# [Aim]
Find and copy each line of the records where the string "this" shows up.

· · · ·

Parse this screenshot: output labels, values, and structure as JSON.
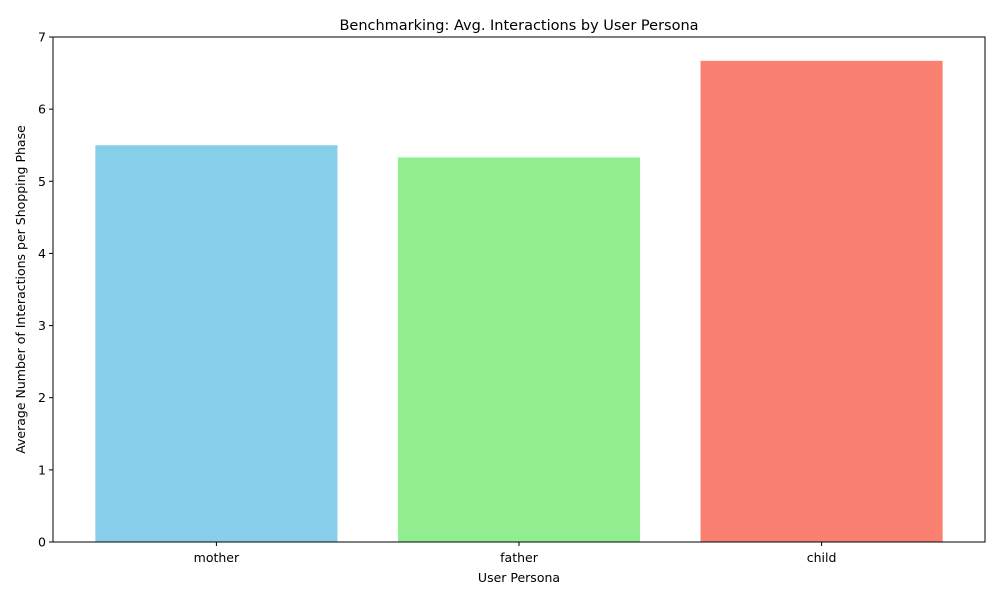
{
  "chart_data": {
    "type": "bar",
    "title": "Benchmarking: Avg. Interactions by User Persona",
    "xlabel": "User Persona",
    "ylabel": "Average Number of Interactions per Shopping Phase",
    "categories": [
      "mother",
      "father",
      "child"
    ],
    "values": [
      5.5,
      5.33,
      6.67
    ],
    "colors": [
      "#87ceeb",
      "#90ee90",
      "#fa8072"
    ],
    "ylim": [
      0,
      7
    ],
    "yticks": [
      0,
      1,
      2,
      3,
      4,
      5,
      6,
      7
    ],
    "grid": false,
    "legend": "none"
  }
}
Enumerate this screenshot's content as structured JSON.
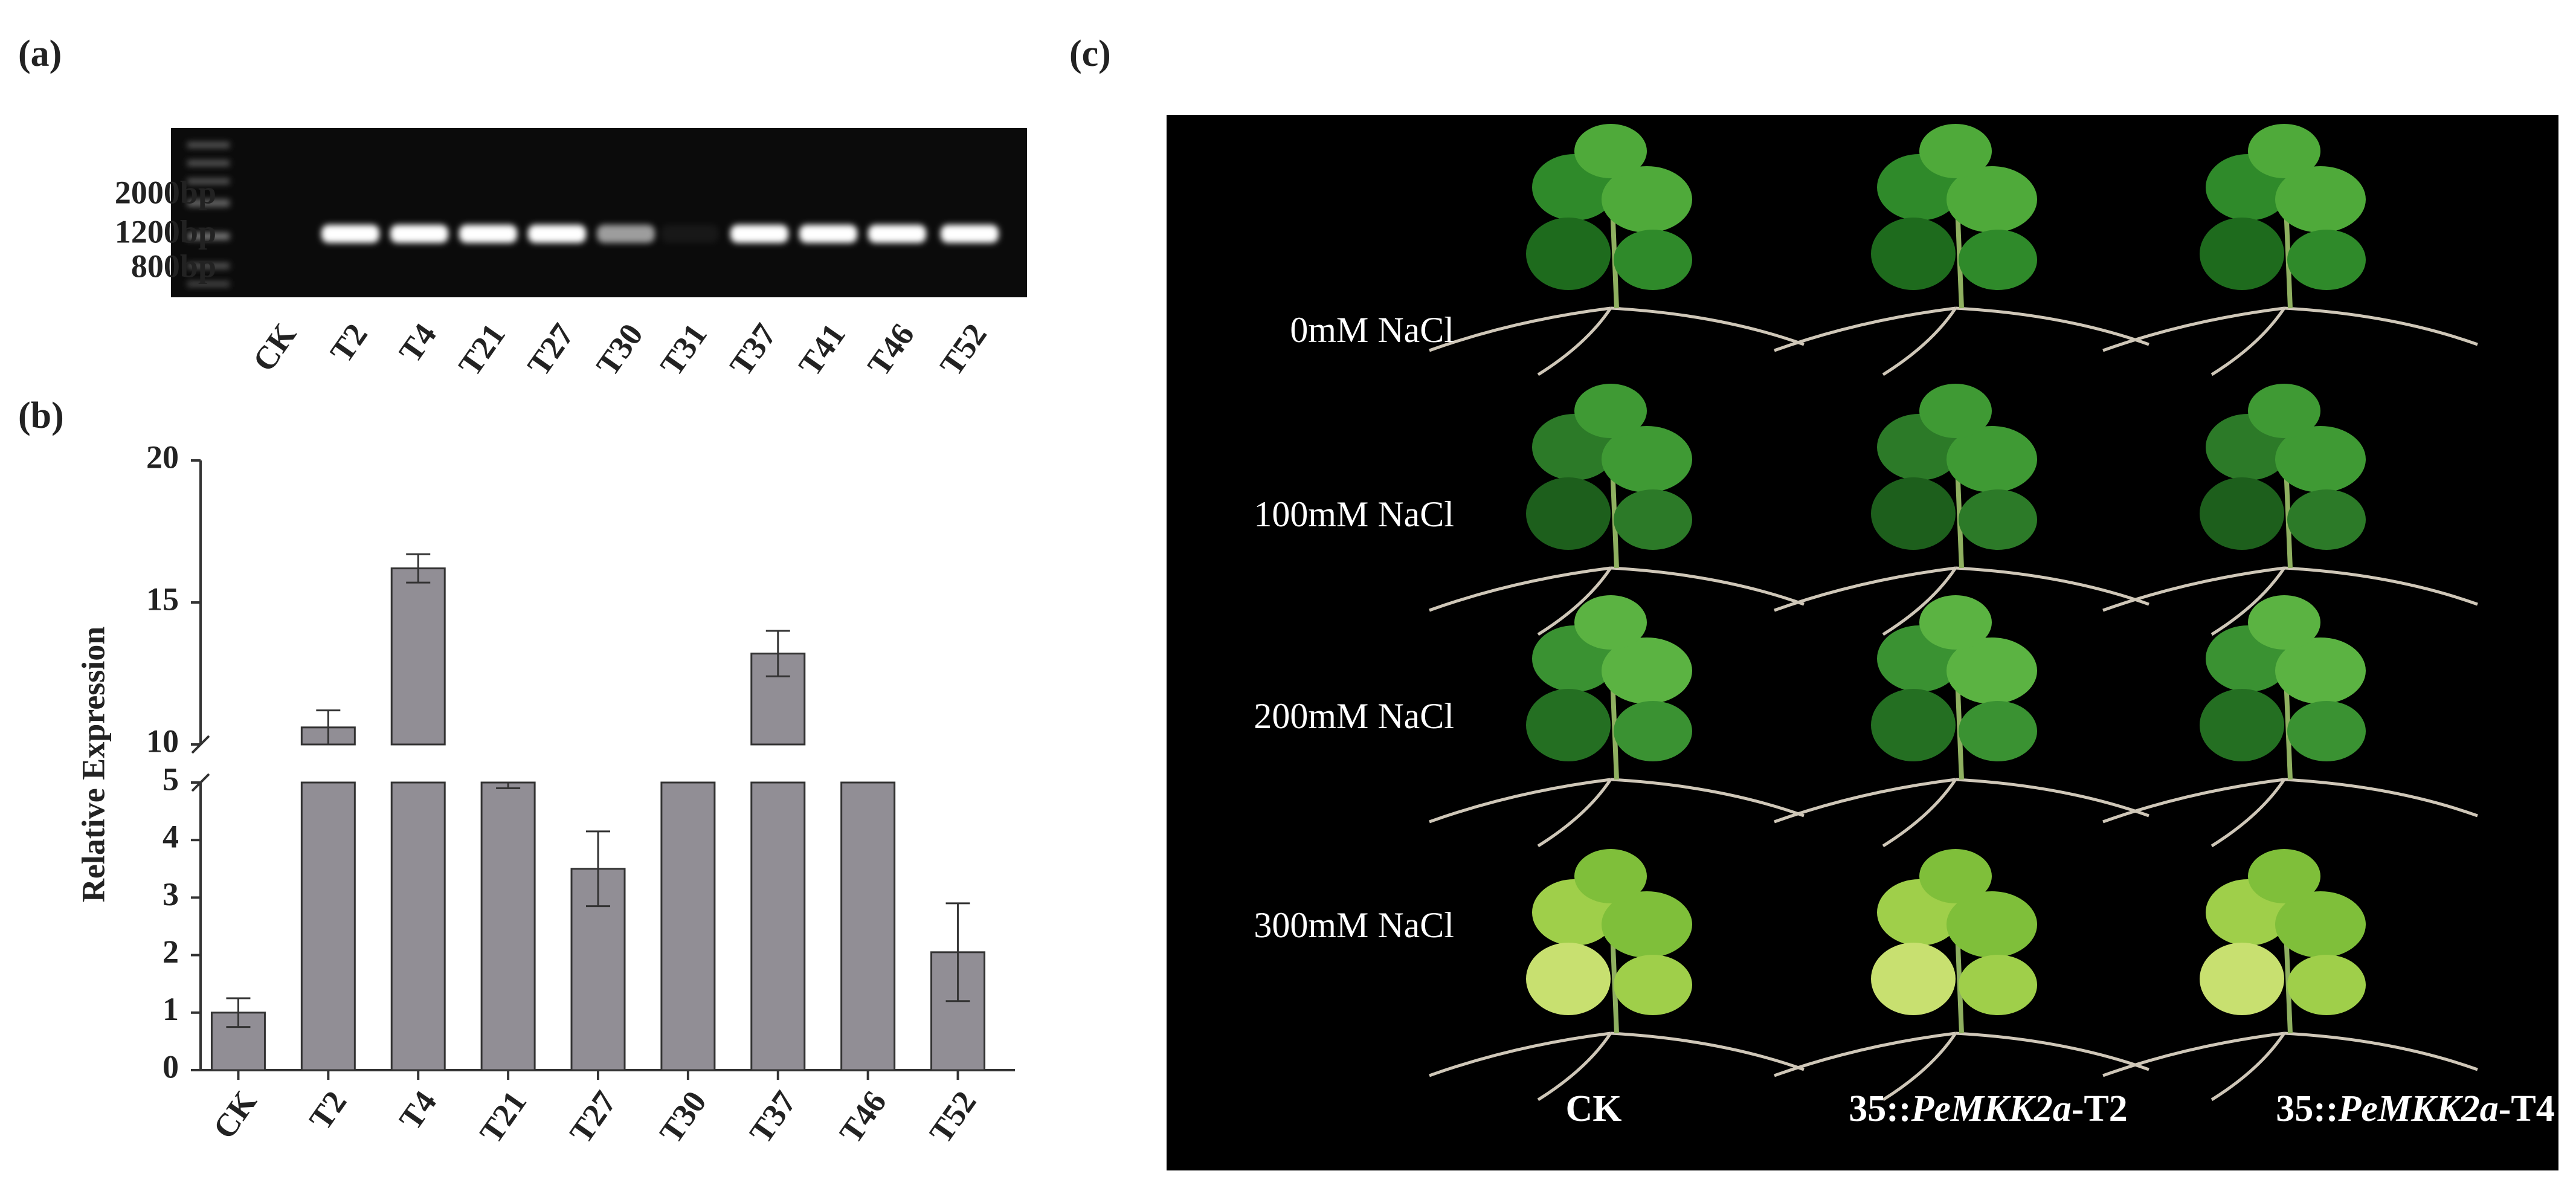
{
  "panels": {
    "a": {
      "label": "(a)",
      "ladder": [
        "2000bp",
        "1200bp",
        "800bp"
      ],
      "lanes": [
        "CK",
        "T2",
        "T4",
        "T21",
        "T27",
        "T30",
        "T31",
        "T37",
        "T41",
        "T46",
        "T52"
      ]
    },
    "b": {
      "label": "(b)"
    },
    "c": {
      "label": "(c)",
      "rows": [
        "0mM NaCl",
        "100mM NaCl",
        "200mM NaCl",
        "300mM NaCl"
      ],
      "columns": [
        {
          "text": "CK"
        },
        {
          "prefix": "35::",
          "italic": "PeMKK2a",
          "suffix": "-T2"
        },
        {
          "prefix": "35::",
          "italic": "PeMKK2a",
          "suffix": "-T4"
        }
      ]
    }
  },
  "chart_data": {
    "type": "bar",
    "y_label": "Relative Expression",
    "categories": [
      "CK",
      "T2",
      "T4",
      "T21",
      "T27",
      "T30",
      "T37",
      "T46",
      "T52"
    ],
    "values": [
      1.0,
      10.6,
      16.2,
      5.3,
      3.5,
      7.0,
      13.2,
      7.0,
      2.05
    ],
    "errors": [
      0.25,
      0.6,
      0.5,
      0.4,
      0.65,
      null,
      0.8,
      null,
      0.85
    ],
    "color": "#918e95",
    "ylim": [
      0,
      20
    ],
    "axis_break": [
      5,
      10
    ],
    "yticks": [
      0,
      1,
      2,
      3,
      4,
      5,
      10,
      15,
      20
    ]
  }
}
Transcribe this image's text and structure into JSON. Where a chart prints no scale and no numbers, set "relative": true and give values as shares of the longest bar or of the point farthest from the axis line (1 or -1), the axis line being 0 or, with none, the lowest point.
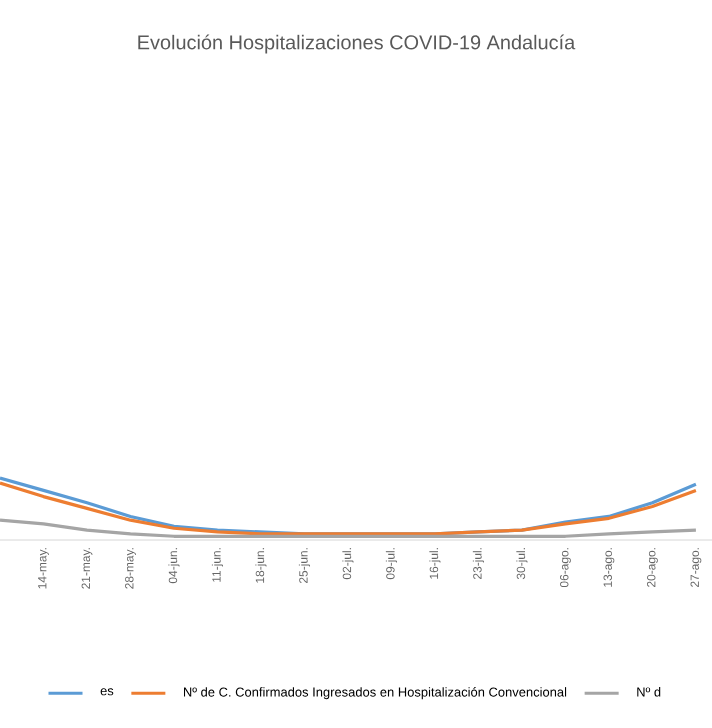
{
  "chart_data": {
    "type": "line",
    "title": "Evolución Hospitalizaciones COVID-19 Andalucía",
    "categories": [
      null,
      "14-may.",
      "21-may.",
      "28-may.",
      "04-jun.",
      "11-jun.",
      "18-jun.",
      "25-jun.",
      "02-jul.",
      "09-jul.",
      "16-jul.",
      "23-jul.",
      "30-jul.",
      "06-ago.",
      "13-ago.",
      "20-ago.",
      "27-ago."
    ],
    "relative": true,
    "legend": "bottom",
    "marker": "none",
    "line_style": "solid",
    "series": [
      {
        "name": "es",
        "color": "#5b9bd5",
        "values": [
          1.0,
          0.8,
          0.6,
          0.38,
          0.22,
          0.16,
          0.13,
          0.1,
          0.1,
          0.1,
          0.1,
          0.13,
          0.16,
          0.29,
          0.38,
          0.6,
          0.9
        ]
      },
      {
        "name": "Nº de C. Confirmados Ingresados en Hospitalización Convencional",
        "color": "#ed7d31",
        "values": [
          0.92,
          0.7,
          0.51,
          0.32,
          0.19,
          0.13,
          0.1,
          0.1,
          0.1,
          0.1,
          0.1,
          0.13,
          0.16,
          0.26,
          0.35,
          0.54,
          0.8
        ]
      },
      {
        "name": "Nº d",
        "color": "#a5a5a5",
        "values": [
          0.32,
          0.26,
          0.16,
          0.1,
          0.06,
          0.06,
          0.06,
          0.06,
          0.06,
          0.06,
          0.06,
          0.06,
          0.06,
          0.06,
          0.1,
          0.13,
          0.16
        ]
      }
    ]
  }
}
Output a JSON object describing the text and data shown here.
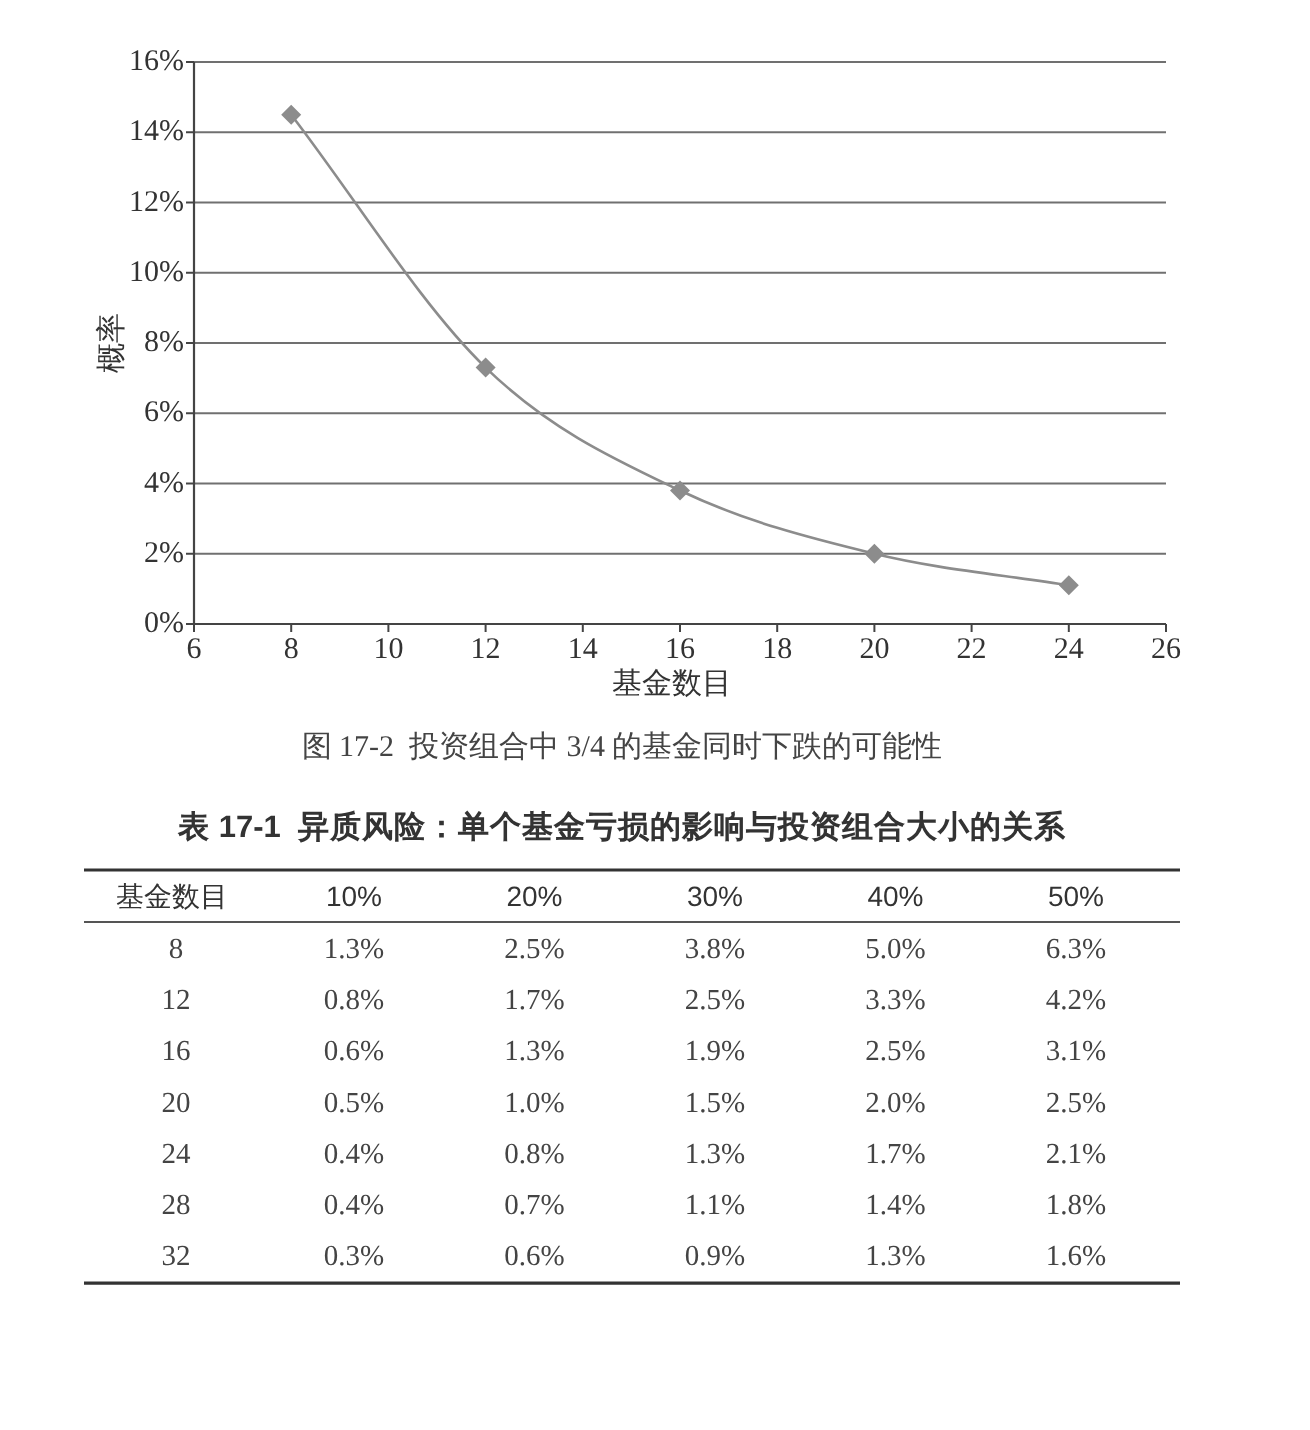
{
  "chart_data": [
    {
      "type": "line",
      "x": [
        8,
        12,
        16,
        20,
        24
      ],
      "values": [
        14.5,
        7.3,
        3.8,
        2.0,
        1.1
      ],
      "color": "#8c8c8c",
      "xlim": [
        6,
        26
      ],
      "xticks": [
        6,
        8,
        10,
        12,
        14,
        16,
        18,
        20,
        22,
        24,
        26
      ],
      "ylim": [
        0,
        16
      ],
      "yticks": [
        {
          "value": 0,
          "label": "0%"
        },
        {
          "value": 2,
          "label": "2%"
        },
        {
          "value": 4,
          "label": "4%"
        },
        {
          "value": 6,
          "label": "6%"
        },
        {
          "value": 8,
          "label": "8%"
        },
        {
          "value": 10,
          "label": "10%"
        },
        {
          "value": 12,
          "label": "12%"
        },
        {
          "value": 14,
          "label": "14%"
        },
        {
          "value": 16,
          "label": "16%"
        }
      ],
      "xlabel": "基金数目",
      "ylabel": "概率",
      "grid": "y",
      "marker": "diamond",
      "line_style": "solid",
      "annotations": [
        "图 17-2  投资组合中 3/4 的基金同时下跌的可能性"
      ]
    },
    {
      "type": "heatmap",
      "title": "表 17-1  异质风险：单个基金亏损的影响与投资组合大小的关系",
      "ylabel": "基金数目",
      "categories": [
        "10%",
        "20%",
        "30%",
        "40%",
        "50%"
      ],
      "y_categories": [
        "8",
        "12",
        "16",
        "20",
        "24",
        "28",
        "32"
      ],
      "cells": [
        [
          1.3,
          2.5,
          3.8,
          5.0,
          6.3
        ],
        [
          0.8,
          1.7,
          2.5,
          3.3,
          4.2
        ],
        [
          0.6,
          1.3,
          1.9,
          2.5,
          3.1
        ],
        [
          0.5,
          1.0,
          1.5,
          2.0,
          2.5
        ],
        [
          0.4,
          0.8,
          1.3,
          1.7,
          2.1
        ],
        [
          0.4,
          0.7,
          1.1,
          1.4,
          1.8
        ],
        [
          0.3,
          0.6,
          0.9,
          1.3,
          1.6
        ]
      ],
      "cell_labels": [
        [
          "1.3%",
          "2.5%",
          "3.8%",
          "5.0%",
          "6.3%"
        ],
        [
          "0.8%",
          "1.7%",
          "2.5%",
          "3.3%",
          "4.2%"
        ],
        [
          "0.6%",
          "1.3%",
          "1.9%",
          "2.5%",
          "3.1%"
        ],
        [
          "0.5%",
          "1.0%",
          "1.5%",
          "2.0%",
          "2.5%"
        ],
        [
          "0.4%",
          "0.8%",
          "1.3%",
          "1.7%",
          "2.1%"
        ],
        [
          "0.4%",
          "0.7%",
          "1.1%",
          "1.4%",
          "1.8%"
        ],
        [
          "0.3%",
          "0.6%",
          "0.9%",
          "1.3%",
          "1.6%"
        ]
      ]
    }
  ]
}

· · · ·

# [Reply]
Parse this screenshot: output labels, values, and structure as JSON.
Enumerate this screenshot's content as structured JSON.
Transcribe this image's text and structure into JSON. Where a chart prints no scale and no numbers, set "relative": true and give values as shares of the longest bar or of the point farthest from the axis line (1 or -1), the axis line being 0 or, with none, the lowest point.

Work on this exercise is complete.